● What to work on:
Output the entries below exactly as written, omitting pictures.

(Rows from a dataset)
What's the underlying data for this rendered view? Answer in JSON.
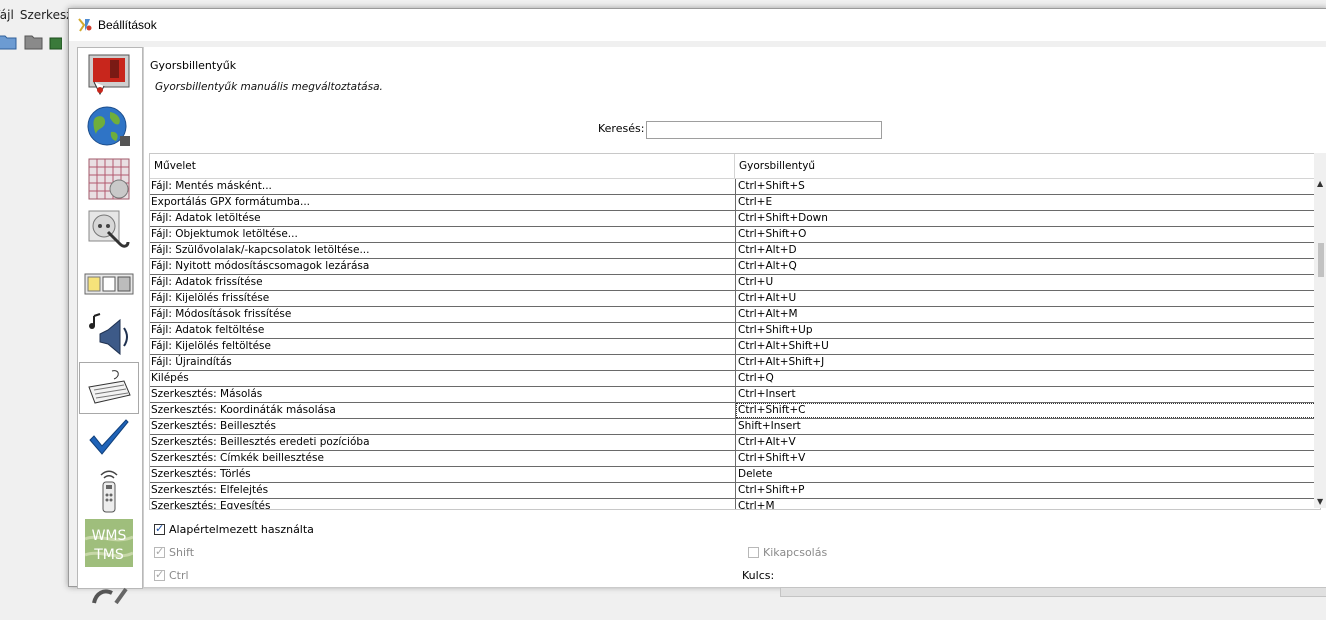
{
  "background_app": {
    "menu": [
      "Fájl",
      "Szerkeszt"
    ]
  },
  "dialog": {
    "title": "Beállítások",
    "categories": [
      {
        "icon": "display-preferences-icon"
      },
      {
        "icon": "globe-icon"
      },
      {
        "icon": "grid-projection-icon"
      },
      {
        "icon": "plug-connection-icon"
      },
      {
        "icon": "toolbar-icon"
      },
      {
        "icon": "audio-speaker-icon"
      },
      {
        "icon": "keyboard-icon",
        "selected": true
      },
      {
        "icon": "validator-checkmark-icon"
      },
      {
        "icon": "remote-control-icon"
      },
      {
        "icon": "wms-tms-icon",
        "label": "WMS\nTMS"
      },
      {
        "icon": "tools-icon"
      }
    ]
  },
  "shortcuts": {
    "heading": "Gyorsbillentyűk",
    "description": "Gyorsbillentyűk manuális megváltoztatása.",
    "search_label": "Keresés:",
    "search_value": "",
    "columns": [
      "Művelet",
      "Gyorsbillentyű"
    ],
    "rows": [
      [
        "Fájl: Mentés másként...",
        "Ctrl+Shift+S"
      ],
      [
        "Exportálás GPX formátumba...",
        "Ctrl+E"
      ],
      [
        "Fájl: Adatok letöltése",
        "Ctrl+Shift+Down"
      ],
      [
        "Fájl: Objektumok letöltése...",
        "Ctrl+Shift+O"
      ],
      [
        "Fájl: Szülővolalak/-kapcsolatok letöltése...",
        "Ctrl+Alt+D"
      ],
      [
        "Fájl: Nyitott módosításcsomagok lezárása",
        "Ctrl+Alt+Q"
      ],
      [
        "Fájl: Adatok frissítése",
        "Ctrl+U"
      ],
      [
        "Fájl: Kijelölés frissítése",
        "Ctrl+Alt+U"
      ],
      [
        "Fájl: Módosítások frissítése",
        "Ctrl+Alt+M"
      ],
      [
        "Fájl: Adatok feltöltése",
        "Ctrl+Shift+Up"
      ],
      [
        "Fájl: Kijelölés feltöltése",
        "Ctrl+Alt+Shift+U"
      ],
      [
        "Fájl: Újraindítás",
        "Ctrl+Alt+Shift+J"
      ],
      [
        "Kilépés",
        "Ctrl+Q"
      ],
      [
        "Szerkesztés: Másolás",
        "Ctrl+Insert"
      ],
      [
        "Szerkesztés: Koordináták másolása",
        "Ctrl+Shift+C"
      ],
      [
        "Szerkesztés: Beillesztés",
        "Shift+Insert"
      ],
      [
        "Szerkesztés: Beillesztés eredeti pozícióba",
        "Ctrl+Alt+V"
      ],
      [
        "Szerkesztés: Címkék beillesztése",
        "Ctrl+Shift+V"
      ],
      [
        "Szerkesztés: Törlés",
        "Delete"
      ],
      [
        "Szerkesztés: Elfelejtés",
        "Ctrl+Shift+P"
      ],
      [
        "Szerkesztés: Egyesítés",
        "Ctrl+M"
      ]
    ],
    "use_default_label": "Alapértelmezett használta",
    "use_default_checked": true,
    "shift_label": "Shift",
    "ctrl_label": "Ctrl",
    "disable_label": "Kikapcsolás",
    "key_label": "Kulcs:"
  }
}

● Task answer:
What's the underlying data for this rendered view? Answer in JSON.
{
  "background_app": {
    "menu": [
      "Fájl",
      "Szerkeszt"
    ]
  },
  "dialog": {
    "title": "Beállítások",
    "categories": [
      {
        "icon": "display-preferences-icon"
      },
      {
        "icon": "globe-icon"
      },
      {
        "icon": "grid-projection-icon"
      },
      {
        "icon": "plug-connection-icon"
      },
      {
        "icon": "toolbar-icon"
      },
      {
        "icon": "audio-speaker-icon"
      },
      {
        "icon": "keyboard-icon",
        "selected": true
      },
      {
        "icon": "validator-checkmark-icon"
      },
      {
        "icon": "remote-control-icon"
      },
      {
        "icon": "wms-tms-icon",
        "label": "WMS\nTMS"
      },
      {
        "icon": "tools-icon"
      }
    ]
  },
  "shortcuts": {
    "heading": "Gyorsbillentyűk",
    "description": "Gyorsbillentyűk manuális megváltoztatása.",
    "search_label": "Keresés:",
    "search_value": "",
    "columns": [
      "Művelet",
      "Gyorsbillentyű"
    ],
    "rows": [
      [
        "Fájl: Mentés másként...",
        "Ctrl+Shift+S"
      ],
      [
        "Exportálás GPX formátumba...",
        "Ctrl+E"
      ],
      [
        "Fájl: Adatok letöltése",
        "Ctrl+Shift+Down"
      ],
      [
        "Fájl: Objektumok letöltése...",
        "Ctrl+Shift+O"
      ],
      [
        "Fájl: Szülővolalak/-kapcsolatok letöltése...",
        "Ctrl+Alt+D"
      ],
      [
        "Fájl: Nyitott módosításcsomagok lezárása",
        "Ctrl+Alt+Q"
      ],
      [
        "Fájl: Adatok frissítése",
        "Ctrl+U"
      ],
      [
        "Fájl: Kijelölés frissítése",
        "Ctrl+Alt+U"
      ],
      [
        "Fájl: Módosítások frissítése",
        "Ctrl+Alt+M"
      ],
      [
        "Fájl: Adatok feltöltése",
        "Ctrl+Shift+Up"
      ],
      [
        "Fájl: Kijelölés feltöltése",
        "Ctrl+Alt+Shift+U"
      ],
      [
        "Fájl: Újraindítás",
        "Ctrl+Alt+Shift+J"
      ],
      [
        "Kilépés",
        "Ctrl+Q"
      ],
      [
        "Szerkesztés: Másolás",
        "Ctrl+Insert"
      ],
      [
        "Szerkesztés: Koordináták másolása",
        "Ctrl+Shift+C"
      ],
      [
        "Szerkesztés: Beillesztés",
        "Shift+Insert"
      ],
      [
        "Szerkesztés: Beillesztés eredeti pozícióba",
        "Ctrl+Alt+V"
      ],
      [
        "Szerkesztés: Címkék beillesztése",
        "Ctrl+Shift+V"
      ],
      [
        "Szerkesztés: Törlés",
        "Delete"
      ],
      [
        "Szerkesztés: Elfelejtés",
        "Ctrl+Shift+P"
      ],
      [
        "Szerkesztés: Egyesítés",
        "Ctrl+M"
      ]
    ],
    "use_default_label": "Alapértelmezett használta",
    "use_default_checked": true,
    "shift_label": "Shift",
    "ctrl_label": "Ctrl",
    "disable_label": "Kikapcsolás",
    "key_label": "Kulcs:"
  }
}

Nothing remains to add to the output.